Problem: Find how many lines in the material hold the word "location", then state that number and nothing more.

** START Raw data **

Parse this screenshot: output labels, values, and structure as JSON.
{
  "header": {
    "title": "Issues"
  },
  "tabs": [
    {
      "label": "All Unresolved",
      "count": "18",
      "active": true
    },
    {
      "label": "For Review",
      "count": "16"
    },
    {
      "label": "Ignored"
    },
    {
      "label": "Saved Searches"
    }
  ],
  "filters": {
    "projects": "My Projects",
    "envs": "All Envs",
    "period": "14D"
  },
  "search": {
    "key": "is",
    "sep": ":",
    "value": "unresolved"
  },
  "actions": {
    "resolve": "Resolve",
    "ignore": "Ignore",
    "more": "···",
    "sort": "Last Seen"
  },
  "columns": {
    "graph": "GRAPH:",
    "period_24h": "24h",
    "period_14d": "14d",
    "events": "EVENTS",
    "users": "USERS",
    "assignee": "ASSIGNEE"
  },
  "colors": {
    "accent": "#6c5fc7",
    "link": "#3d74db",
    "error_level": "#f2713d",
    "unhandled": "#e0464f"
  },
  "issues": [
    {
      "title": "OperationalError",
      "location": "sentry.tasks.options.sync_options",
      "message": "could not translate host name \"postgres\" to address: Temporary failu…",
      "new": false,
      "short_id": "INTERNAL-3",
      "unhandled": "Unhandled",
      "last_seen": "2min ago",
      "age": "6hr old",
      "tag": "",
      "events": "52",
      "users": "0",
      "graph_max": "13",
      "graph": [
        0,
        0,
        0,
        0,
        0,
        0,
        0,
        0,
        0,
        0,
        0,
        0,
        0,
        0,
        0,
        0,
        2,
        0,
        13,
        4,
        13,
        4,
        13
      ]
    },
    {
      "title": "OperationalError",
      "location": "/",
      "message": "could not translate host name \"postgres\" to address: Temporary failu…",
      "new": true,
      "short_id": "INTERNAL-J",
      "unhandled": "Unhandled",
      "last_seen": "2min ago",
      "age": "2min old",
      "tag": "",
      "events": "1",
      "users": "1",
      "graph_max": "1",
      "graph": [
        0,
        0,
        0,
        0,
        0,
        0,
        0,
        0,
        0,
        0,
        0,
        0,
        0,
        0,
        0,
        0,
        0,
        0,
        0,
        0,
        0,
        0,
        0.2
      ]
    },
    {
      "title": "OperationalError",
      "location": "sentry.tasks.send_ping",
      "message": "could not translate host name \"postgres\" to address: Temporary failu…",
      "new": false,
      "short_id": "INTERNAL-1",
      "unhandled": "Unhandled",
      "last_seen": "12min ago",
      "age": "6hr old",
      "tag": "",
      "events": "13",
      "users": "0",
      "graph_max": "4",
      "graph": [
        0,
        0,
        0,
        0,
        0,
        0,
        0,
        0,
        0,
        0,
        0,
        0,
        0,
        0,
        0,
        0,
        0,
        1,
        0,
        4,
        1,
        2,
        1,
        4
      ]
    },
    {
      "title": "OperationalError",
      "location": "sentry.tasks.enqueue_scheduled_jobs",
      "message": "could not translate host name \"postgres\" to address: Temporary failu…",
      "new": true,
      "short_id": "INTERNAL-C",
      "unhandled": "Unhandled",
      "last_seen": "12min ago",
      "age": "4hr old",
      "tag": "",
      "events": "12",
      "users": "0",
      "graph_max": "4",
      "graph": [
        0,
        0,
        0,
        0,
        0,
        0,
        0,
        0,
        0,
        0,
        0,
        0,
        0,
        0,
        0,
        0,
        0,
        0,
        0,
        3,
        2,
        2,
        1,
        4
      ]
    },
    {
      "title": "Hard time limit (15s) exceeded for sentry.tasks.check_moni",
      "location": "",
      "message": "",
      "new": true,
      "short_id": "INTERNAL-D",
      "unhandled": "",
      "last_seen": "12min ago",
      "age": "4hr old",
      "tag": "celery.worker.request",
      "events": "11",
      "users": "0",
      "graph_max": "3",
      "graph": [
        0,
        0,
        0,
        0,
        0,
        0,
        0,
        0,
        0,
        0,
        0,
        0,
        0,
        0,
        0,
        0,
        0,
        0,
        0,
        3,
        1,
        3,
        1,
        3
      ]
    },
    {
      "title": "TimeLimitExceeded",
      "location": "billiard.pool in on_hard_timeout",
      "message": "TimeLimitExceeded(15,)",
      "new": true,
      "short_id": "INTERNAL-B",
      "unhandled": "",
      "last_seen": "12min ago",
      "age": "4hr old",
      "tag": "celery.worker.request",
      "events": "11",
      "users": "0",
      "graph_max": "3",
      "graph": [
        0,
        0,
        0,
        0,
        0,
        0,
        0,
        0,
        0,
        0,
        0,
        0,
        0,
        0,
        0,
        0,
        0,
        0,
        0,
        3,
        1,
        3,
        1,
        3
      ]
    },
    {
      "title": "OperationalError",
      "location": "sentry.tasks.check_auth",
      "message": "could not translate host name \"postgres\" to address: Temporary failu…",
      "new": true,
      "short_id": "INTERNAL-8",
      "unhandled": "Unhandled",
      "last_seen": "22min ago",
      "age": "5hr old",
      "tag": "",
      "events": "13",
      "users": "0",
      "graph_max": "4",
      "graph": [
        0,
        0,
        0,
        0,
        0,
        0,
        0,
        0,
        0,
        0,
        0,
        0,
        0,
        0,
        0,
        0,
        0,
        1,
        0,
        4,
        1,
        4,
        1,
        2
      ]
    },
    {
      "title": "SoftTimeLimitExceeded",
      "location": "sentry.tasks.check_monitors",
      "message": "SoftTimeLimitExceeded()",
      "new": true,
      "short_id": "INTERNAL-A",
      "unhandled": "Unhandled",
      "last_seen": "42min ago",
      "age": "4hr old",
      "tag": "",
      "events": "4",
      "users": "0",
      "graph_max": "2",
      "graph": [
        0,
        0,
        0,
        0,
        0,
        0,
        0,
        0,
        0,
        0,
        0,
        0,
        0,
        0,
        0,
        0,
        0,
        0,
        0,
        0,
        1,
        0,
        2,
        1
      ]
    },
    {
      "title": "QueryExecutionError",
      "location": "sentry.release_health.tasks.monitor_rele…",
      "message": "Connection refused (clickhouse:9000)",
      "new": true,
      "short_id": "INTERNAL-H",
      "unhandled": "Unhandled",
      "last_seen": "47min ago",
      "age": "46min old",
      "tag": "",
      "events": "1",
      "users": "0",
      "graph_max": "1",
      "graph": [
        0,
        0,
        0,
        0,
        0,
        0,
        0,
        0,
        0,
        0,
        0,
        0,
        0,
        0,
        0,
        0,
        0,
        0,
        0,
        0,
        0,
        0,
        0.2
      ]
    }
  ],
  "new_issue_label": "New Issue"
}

** END Raw data **

The response: 9